_Exercise:_
The answer must be every line of the records in which the string "werden" appears.

(Dataset rows of page text)
-----
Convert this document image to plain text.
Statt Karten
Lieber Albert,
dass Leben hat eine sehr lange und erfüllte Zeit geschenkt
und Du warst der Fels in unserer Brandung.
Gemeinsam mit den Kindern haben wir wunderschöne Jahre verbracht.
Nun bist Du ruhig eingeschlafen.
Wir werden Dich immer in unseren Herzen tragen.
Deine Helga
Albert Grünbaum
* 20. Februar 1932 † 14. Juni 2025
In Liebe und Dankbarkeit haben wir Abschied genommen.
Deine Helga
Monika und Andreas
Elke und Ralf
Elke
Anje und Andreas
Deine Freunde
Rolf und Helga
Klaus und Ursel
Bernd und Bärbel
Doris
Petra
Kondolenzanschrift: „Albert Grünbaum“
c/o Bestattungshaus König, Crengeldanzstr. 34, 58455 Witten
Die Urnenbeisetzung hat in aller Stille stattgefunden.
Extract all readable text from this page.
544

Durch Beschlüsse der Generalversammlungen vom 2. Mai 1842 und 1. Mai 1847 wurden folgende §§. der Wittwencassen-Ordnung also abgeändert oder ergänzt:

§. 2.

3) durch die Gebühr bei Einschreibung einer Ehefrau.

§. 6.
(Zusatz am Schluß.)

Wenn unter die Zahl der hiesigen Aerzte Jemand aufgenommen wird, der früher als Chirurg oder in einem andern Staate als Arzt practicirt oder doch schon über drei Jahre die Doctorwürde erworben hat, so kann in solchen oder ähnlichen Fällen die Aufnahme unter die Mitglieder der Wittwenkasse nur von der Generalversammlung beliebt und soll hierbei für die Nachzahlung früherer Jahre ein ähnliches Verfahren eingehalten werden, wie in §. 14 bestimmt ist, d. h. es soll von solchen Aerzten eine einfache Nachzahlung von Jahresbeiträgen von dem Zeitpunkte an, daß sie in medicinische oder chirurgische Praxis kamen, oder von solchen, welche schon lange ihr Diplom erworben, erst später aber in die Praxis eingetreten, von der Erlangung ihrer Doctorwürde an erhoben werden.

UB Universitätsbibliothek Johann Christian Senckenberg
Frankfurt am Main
-----
_Task result:_
Wir werden Dich immer in unseren Herzen tragen.
Wenn unter die Zahl der hiesigen Aerzte Jemand aufgenommen wird, der früher als Chirurg oder in einem andern Staate als Arzt practicirt oder doch schon über drei Jahre die Doctorwürde erworben hat, so kann in solchen oder ähnlichen Fällen die Aufnahme unter die Mitglieder der Wittwenkasse nur von der Generalversammlung beliebt und soll hierbei für die Nachzahlung früherer Jahre ein ähnliches Verfahren eingehalten werden, wie in §. 14 bestimmt ist, d. h. es soll von solchen Aerzten eine einfache Nachzahlung von Jahresbeiträgen von dem Zeitpunkte an, daß sie in medicinische oder chirurgische Praxis kamen, oder von solchen, welche schon lange ihr Diplom erworben, erst später aber in die Praxis eingetreten, von der Erlangung ihrer Doctorwürde an erhoben werden.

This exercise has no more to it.